What you have to do
Leave out the pictures and transcribe everything else exactly.

Data to use
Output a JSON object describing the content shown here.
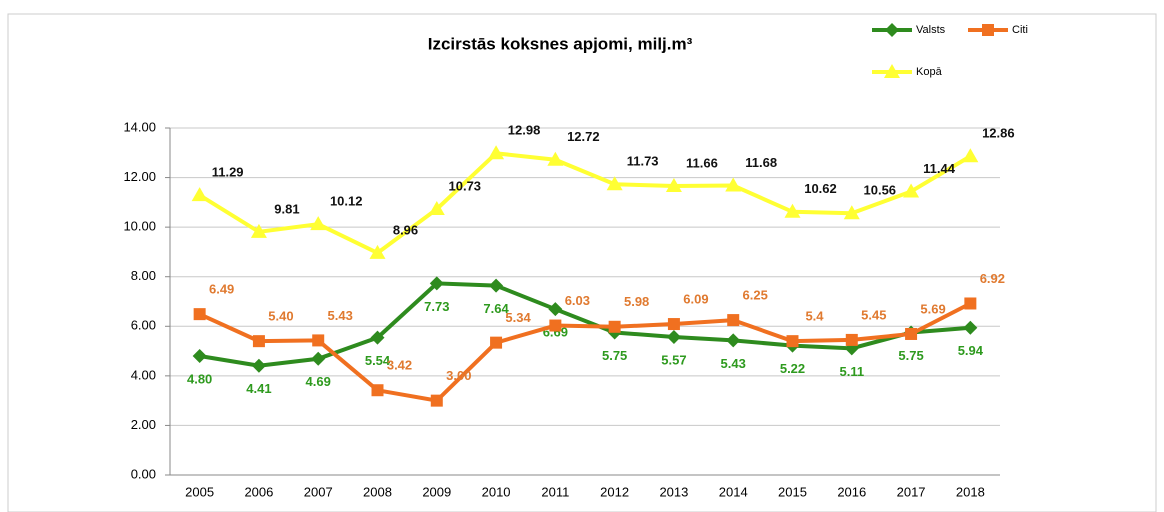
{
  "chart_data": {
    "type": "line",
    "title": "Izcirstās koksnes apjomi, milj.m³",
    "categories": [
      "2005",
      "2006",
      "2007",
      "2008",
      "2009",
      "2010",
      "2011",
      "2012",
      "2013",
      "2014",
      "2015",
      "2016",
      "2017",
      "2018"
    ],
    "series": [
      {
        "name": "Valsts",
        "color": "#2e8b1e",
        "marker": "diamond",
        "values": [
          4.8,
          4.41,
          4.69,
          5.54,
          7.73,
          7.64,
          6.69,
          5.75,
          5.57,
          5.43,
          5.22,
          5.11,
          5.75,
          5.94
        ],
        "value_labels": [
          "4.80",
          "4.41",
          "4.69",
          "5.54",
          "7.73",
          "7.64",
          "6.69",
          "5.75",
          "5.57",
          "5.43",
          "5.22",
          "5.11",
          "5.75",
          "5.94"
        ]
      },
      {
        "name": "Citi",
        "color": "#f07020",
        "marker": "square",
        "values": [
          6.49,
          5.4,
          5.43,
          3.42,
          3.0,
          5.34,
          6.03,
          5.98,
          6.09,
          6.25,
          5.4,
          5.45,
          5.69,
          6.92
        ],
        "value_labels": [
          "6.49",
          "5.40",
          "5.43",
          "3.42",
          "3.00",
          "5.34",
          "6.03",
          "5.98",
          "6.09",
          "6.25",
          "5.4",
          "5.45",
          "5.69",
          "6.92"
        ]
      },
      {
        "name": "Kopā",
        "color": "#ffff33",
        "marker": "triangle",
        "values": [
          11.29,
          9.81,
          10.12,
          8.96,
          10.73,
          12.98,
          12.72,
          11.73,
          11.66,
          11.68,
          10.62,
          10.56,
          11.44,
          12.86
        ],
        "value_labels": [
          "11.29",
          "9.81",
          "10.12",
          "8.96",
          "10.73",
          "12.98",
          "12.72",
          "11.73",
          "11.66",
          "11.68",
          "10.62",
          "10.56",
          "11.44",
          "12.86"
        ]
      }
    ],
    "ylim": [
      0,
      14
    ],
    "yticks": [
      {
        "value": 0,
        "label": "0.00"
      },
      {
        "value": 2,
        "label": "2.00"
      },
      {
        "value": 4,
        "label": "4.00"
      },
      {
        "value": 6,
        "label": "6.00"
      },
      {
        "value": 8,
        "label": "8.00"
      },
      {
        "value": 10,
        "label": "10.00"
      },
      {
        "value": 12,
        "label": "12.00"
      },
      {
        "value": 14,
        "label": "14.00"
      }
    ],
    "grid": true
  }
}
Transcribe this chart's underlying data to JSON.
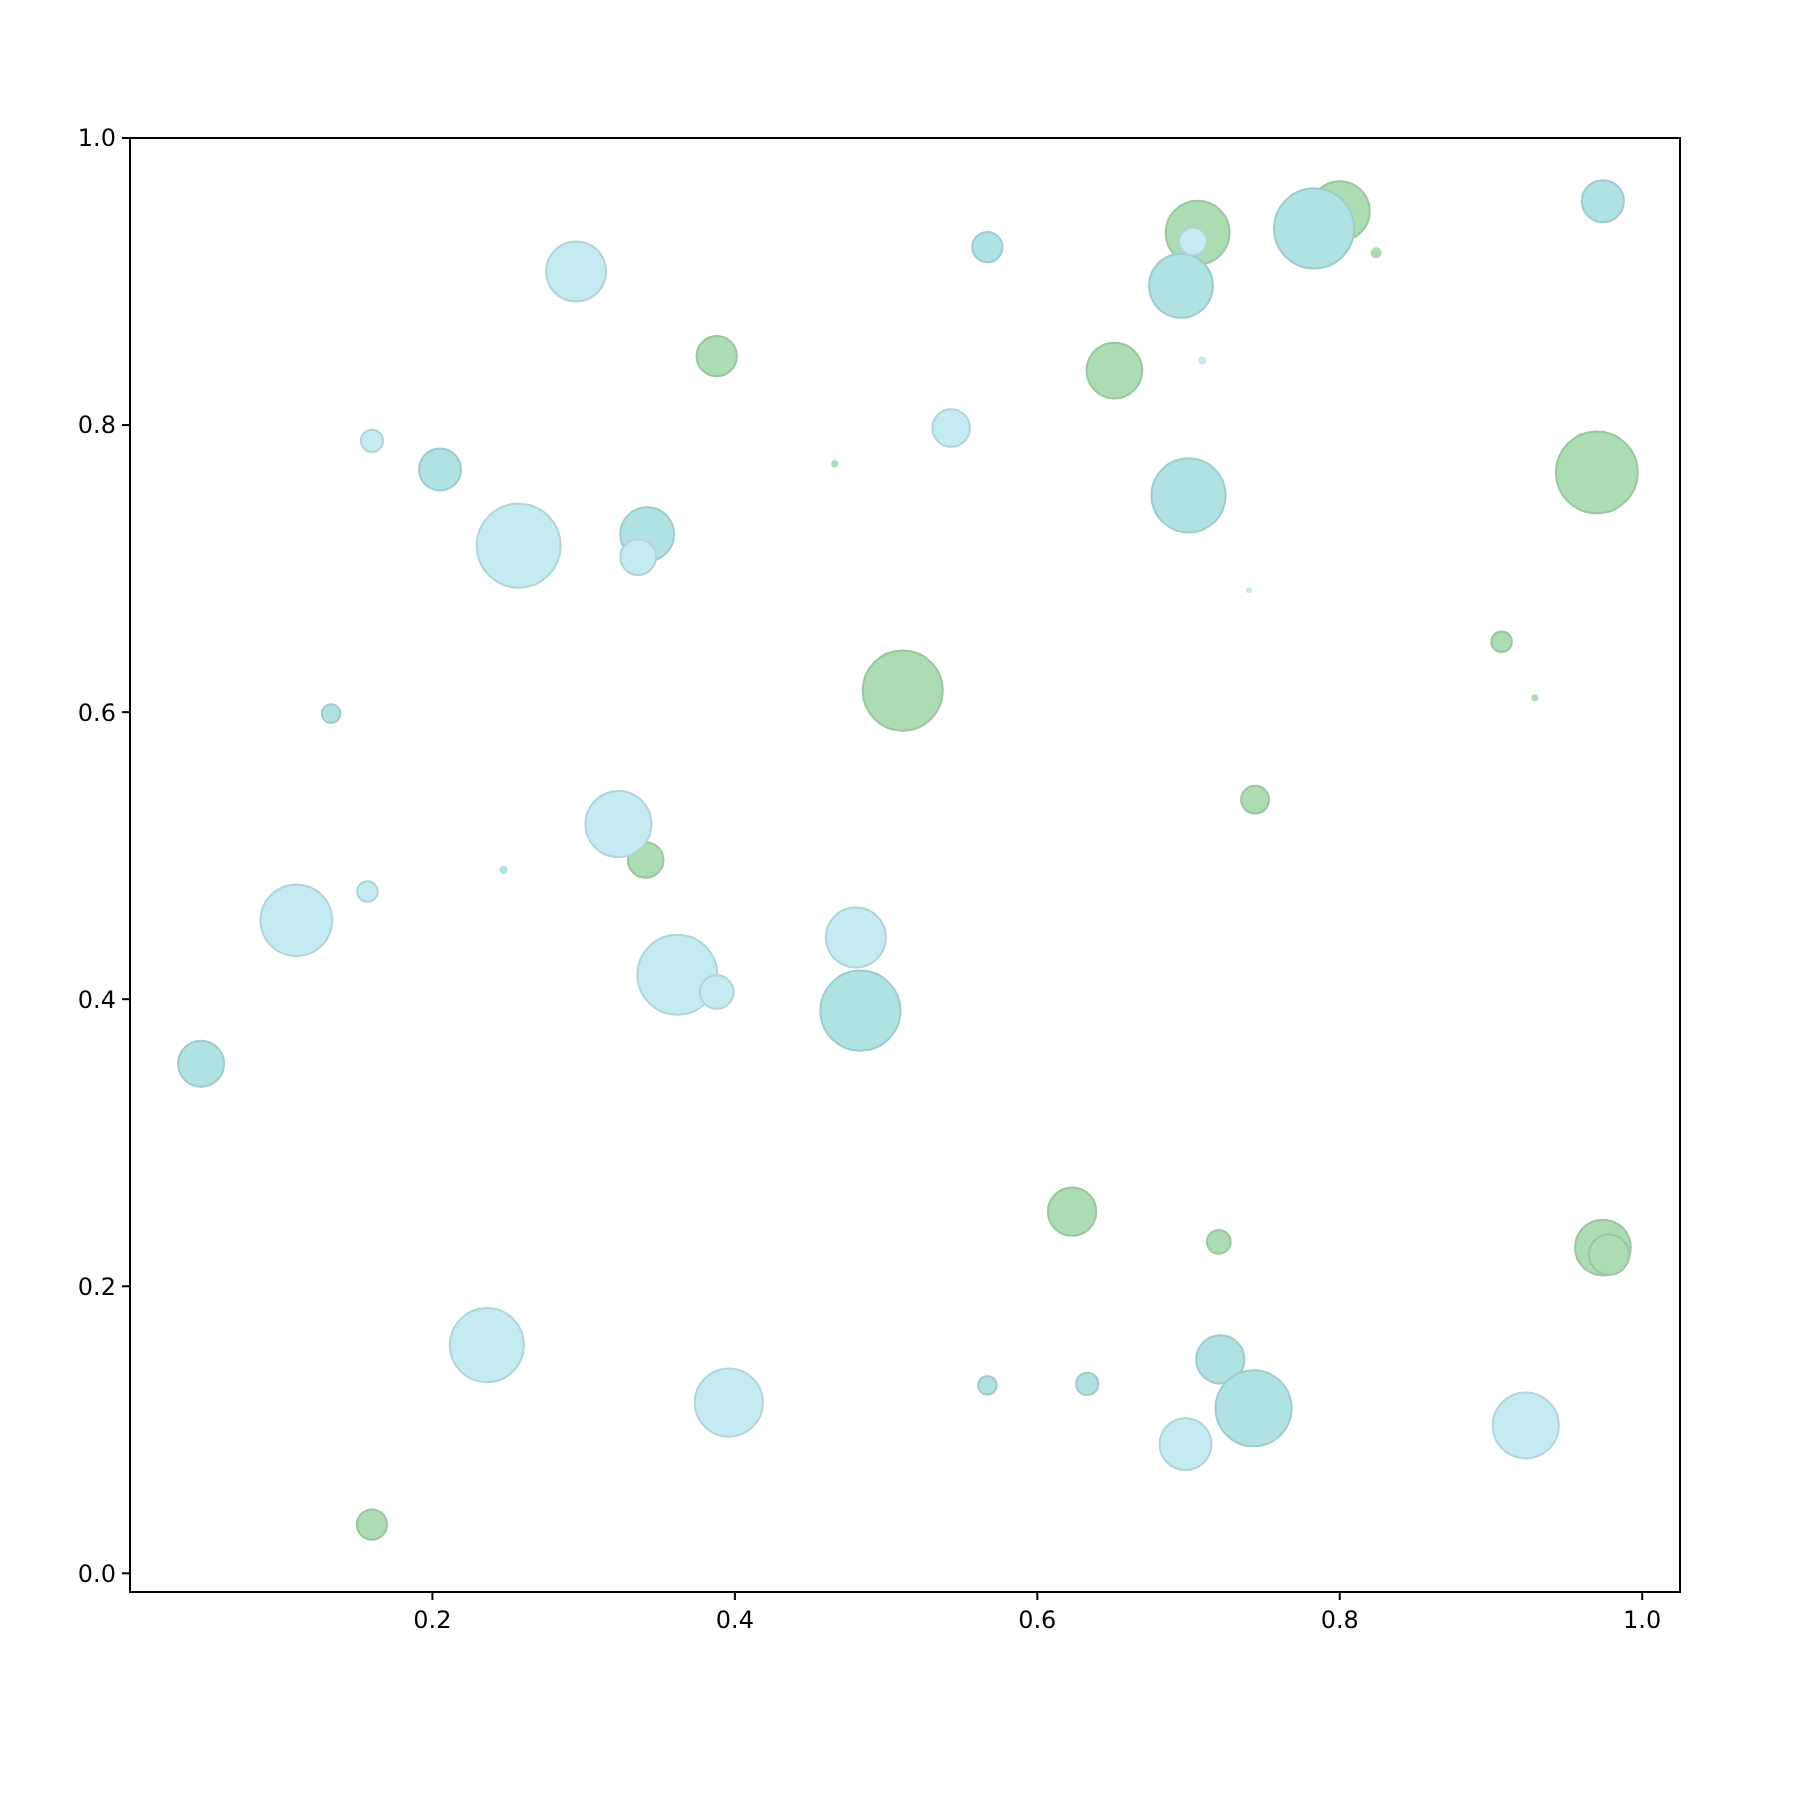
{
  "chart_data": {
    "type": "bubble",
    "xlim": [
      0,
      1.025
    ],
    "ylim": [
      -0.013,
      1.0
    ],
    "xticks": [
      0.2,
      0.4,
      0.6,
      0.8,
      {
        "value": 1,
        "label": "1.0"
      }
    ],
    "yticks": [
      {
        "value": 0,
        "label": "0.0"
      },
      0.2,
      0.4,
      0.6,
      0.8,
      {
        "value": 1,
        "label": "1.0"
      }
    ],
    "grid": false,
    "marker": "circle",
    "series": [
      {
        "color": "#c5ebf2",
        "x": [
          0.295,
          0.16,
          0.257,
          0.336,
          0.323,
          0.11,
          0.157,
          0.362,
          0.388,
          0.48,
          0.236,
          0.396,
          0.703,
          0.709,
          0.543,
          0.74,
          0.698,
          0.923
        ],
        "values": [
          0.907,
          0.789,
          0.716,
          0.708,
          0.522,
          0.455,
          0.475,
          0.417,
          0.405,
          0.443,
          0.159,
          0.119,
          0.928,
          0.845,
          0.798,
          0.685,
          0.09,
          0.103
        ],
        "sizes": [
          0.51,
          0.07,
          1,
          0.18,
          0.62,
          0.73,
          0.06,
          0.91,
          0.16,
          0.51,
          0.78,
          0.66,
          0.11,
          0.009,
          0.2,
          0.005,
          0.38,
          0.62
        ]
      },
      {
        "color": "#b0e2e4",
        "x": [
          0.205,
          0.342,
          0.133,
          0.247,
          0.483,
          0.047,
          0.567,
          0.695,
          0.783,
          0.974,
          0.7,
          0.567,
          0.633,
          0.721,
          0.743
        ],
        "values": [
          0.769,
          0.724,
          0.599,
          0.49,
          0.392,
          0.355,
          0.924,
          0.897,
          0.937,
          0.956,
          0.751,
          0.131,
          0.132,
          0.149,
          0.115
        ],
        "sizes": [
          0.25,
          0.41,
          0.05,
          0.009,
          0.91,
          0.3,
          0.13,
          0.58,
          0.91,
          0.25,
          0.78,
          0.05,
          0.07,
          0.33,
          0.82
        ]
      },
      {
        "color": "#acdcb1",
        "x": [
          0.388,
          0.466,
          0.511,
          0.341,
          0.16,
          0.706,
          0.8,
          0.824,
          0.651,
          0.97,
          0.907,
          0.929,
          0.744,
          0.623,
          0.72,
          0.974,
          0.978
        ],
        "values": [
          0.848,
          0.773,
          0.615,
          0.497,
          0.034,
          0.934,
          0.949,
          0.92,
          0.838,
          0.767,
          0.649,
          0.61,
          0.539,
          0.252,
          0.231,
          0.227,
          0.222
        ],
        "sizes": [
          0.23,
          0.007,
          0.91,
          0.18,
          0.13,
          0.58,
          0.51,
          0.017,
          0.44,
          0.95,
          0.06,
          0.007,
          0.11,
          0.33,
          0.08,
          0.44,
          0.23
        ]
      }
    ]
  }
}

The completed task
Output a JSON object describing the content shown here.
{
  "chart_data": {
    "type": "line",
    "title": "Izcirstās koksnes apjomi, milj.m³",
    "categories": [
      "2005",
      "2006",
      "2007",
      "2008",
      "2009",
      "2010",
      "2011",
      "2012",
      "2013",
      "2014",
      "2015",
      "2016",
      "2017",
      "2018"
    ],
    "series": [
      {
        "name": "Valsts",
        "color": "#2e8b1e",
        "marker": "diamond",
        "values": [
          4.8,
          4.41,
          4.69,
          5.54,
          7.73,
          7.64,
          6.69,
          5.75,
          5.57,
          5.43,
          5.22,
          5.11,
          5.75,
          5.94
        ],
        "value_labels": [
          "4.80",
          "4.41",
          "4.69",
          "5.54",
          "7.73",
          "7.64",
          "6.69",
          "5.75",
          "5.57",
          "5.43",
          "5.22",
          "5.11",
          "5.75",
          "5.94"
        ]
      },
      {
        "name": "Citi",
        "color": "#f07020",
        "marker": "square",
        "values": [
          6.49,
          5.4,
          5.43,
          3.42,
          3.0,
          5.34,
          6.03,
          5.98,
          6.09,
          6.25,
          5.4,
          5.45,
          5.69,
          6.92
        ],
        "value_labels": [
          "6.49",
          "5.40",
          "5.43",
          "3.42",
          "3.00",
          "5.34",
          "6.03",
          "5.98",
          "6.09",
          "6.25",
          "5.4",
          "5.45",
          "5.69",
          "6.92"
        ]
      },
      {
        "name": "Kopā",
        "color": "#ffff33",
        "marker": "triangle",
        "values": [
          11.29,
          9.81,
          10.12,
          8.96,
          10.73,
          12.98,
          12.72,
          11.73,
          11.66,
          11.68,
          10.62,
          10.56,
          11.44,
          12.86
        ],
        "value_labels": [
          "11.29",
          "9.81",
          "10.12",
          "8.96",
          "10.73",
          "12.98",
          "12.72",
          "11.73",
          "11.66",
          "11.68",
          "10.62",
          "10.56",
          "11.44",
          "12.86"
        ]
      }
    ],
    "ylim": [
      0,
      14
    ],
    "yticks": [
      {
        "value": 0,
        "label": "0.00"
      },
      {
        "value": 2,
        "label": "2.00"
      },
      {
        "value": 4,
        "label": "4.00"
      },
      {
        "value": 6,
        "label": "6.00"
      },
      {
        "value": 8,
        "label": "8.00"
      },
      {
        "value": 10,
        "label": "10.00"
      },
      {
        "value": 12,
        "label": "12.00"
      },
      {
        "value": 14,
        "label": "14.00"
      }
    ],
    "grid": true
  }
}
Transcribe this chart's underlying data to JSON.
{
  "chart_data": {
    "type": "bubble",
    "xlim": [
      0,
      1.025
    ],
    "ylim": [
      -0.013,
      1.0
    ],
    "xticks": [
      0.2,
      0.4,
      0.6,
      0.8,
      {
        "value": 1,
        "label": "1.0"
      }
    ],
    "yticks": [
      {
        "value": 0,
        "label": "0.0"
      },
      0.2,
      0.4,
      0.6,
      0.8,
      {
        "value": 1,
        "label": "1.0"
      }
    ],
    "grid": false,
    "marker": "circle",
    "series": [
      {
        "color": "#c5ebf2",
        "x": [
          0.295,
          0.16,
          0.257,
          0.336,
          0.323,
          0.11,
          0.157,
          0.362,
          0.388,
          0.48,
          0.236,
          0.396,
          0.703,
          0.709,
          0.543,
          0.74,
          0.698,
          0.923
        ],
        "values": [
          0.907,
          0.789,
          0.716,
          0.708,
          0.522,
          0.455,
          0.475,
          0.417,
          0.405,
          0.443,
          0.159,
          0.119,
          0.928,
          0.845,
          0.798,
          0.685,
          0.09,
          0.103
        ],
        "sizes": [
          0.51,
          0.07,
          1,
          0.18,
          0.62,
          0.73,
          0.06,
          0.91,
          0.16,
          0.51,
          0.78,
          0.66,
          0.11,
          0.009,
          0.2,
          0.005,
          0.38,
          0.62
        ]
      },
      {
        "color": "#b0e2e4",
        "x": [
          0.205,
          0.342,
          0.133,
          0.247,
          0.483,
          0.047,
          0.567,
          0.695,
          0.783,
          0.974,
          0.7,
          0.567,
          0.633,
          0.721,
          0.743
        ],
        "values": [
          0.769,
          0.724,
          0.599,
          0.49,
          0.392,
          0.355,
          0.924,
          0.897,
          0.937,
          0.956,
          0.751,
          0.131,
          0.132,
          0.149,
          0.115
        ],
        "sizes": [
          0.25,
          0.41,
          0.05,
          0.009,
          0.91,
          0.3,
          0.13,
          0.58,
          0.91,
          0.25,
          0.78,
          0.05,
          0.07,
          0.33,
          0.82
        ]
      },
      {
        "color": "#acdcb1",
        "x": [
          0.388,
          0.466,
          0.511,
          0.341,
          0.16,
          0.706,
          0.8,
          0.824,
          0.651,
          0.97,
          0.907,
          0.929,
          0.744,
          0.623,
          0.72,
          0.974,
          0.978
        ],
        "values": [
          0.848,
          0.773,
          0.615,
          0.497,
          0.034,
          0.934,
          0.949,
          0.92,
          0.838,
          0.767,
          0.649,
          0.61,
          0.539,
          0.252,
          0.231,
          0.227,
          0.222
        ],
        "sizes": [
          0.23,
          0.007,
          0.91,
          0.18,
          0.13,
          0.58,
          0.51,
          0.017,
          0.44,
          0.95,
          0.06,
          0.007,
          0.11,
          0.33,
          0.08,
          0.44,
          0.23
        ]
      }
    ]
  }
}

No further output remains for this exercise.